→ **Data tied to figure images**

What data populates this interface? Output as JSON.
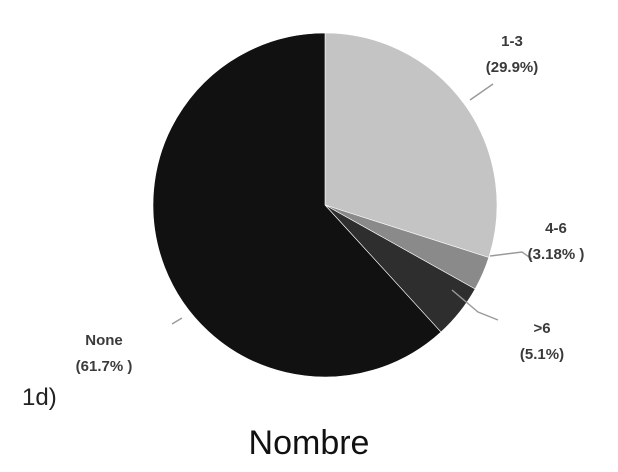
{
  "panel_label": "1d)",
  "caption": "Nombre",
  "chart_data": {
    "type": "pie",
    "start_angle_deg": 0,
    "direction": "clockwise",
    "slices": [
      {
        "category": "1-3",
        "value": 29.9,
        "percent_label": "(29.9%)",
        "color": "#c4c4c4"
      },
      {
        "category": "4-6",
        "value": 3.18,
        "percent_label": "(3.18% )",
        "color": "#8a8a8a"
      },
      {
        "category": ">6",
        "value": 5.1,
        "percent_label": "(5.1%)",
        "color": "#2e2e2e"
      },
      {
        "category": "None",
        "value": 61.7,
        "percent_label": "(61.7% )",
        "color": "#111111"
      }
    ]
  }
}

→ **EXERCISE TASK**
Each line of the data is to be duplicated exactly; pictures stay out of the copy.

→ **RESULT FOR THIS TASK**
What data populates this interface? Output as JSON.
{
  "panel_label": "1d)",
  "caption": "Nombre",
  "chart_data": {
    "type": "pie",
    "start_angle_deg": 0,
    "direction": "clockwise",
    "slices": [
      {
        "category": "1-3",
        "value": 29.9,
        "percent_label": "(29.9%)",
        "color": "#c4c4c4"
      },
      {
        "category": "4-6",
        "value": 3.18,
        "percent_label": "(3.18% )",
        "color": "#8a8a8a"
      },
      {
        "category": ">6",
        "value": 5.1,
        "percent_label": "(5.1%)",
        "color": "#2e2e2e"
      },
      {
        "category": "None",
        "value": 61.7,
        "percent_label": "(61.7% )",
        "color": "#111111"
      }
    ]
  }
}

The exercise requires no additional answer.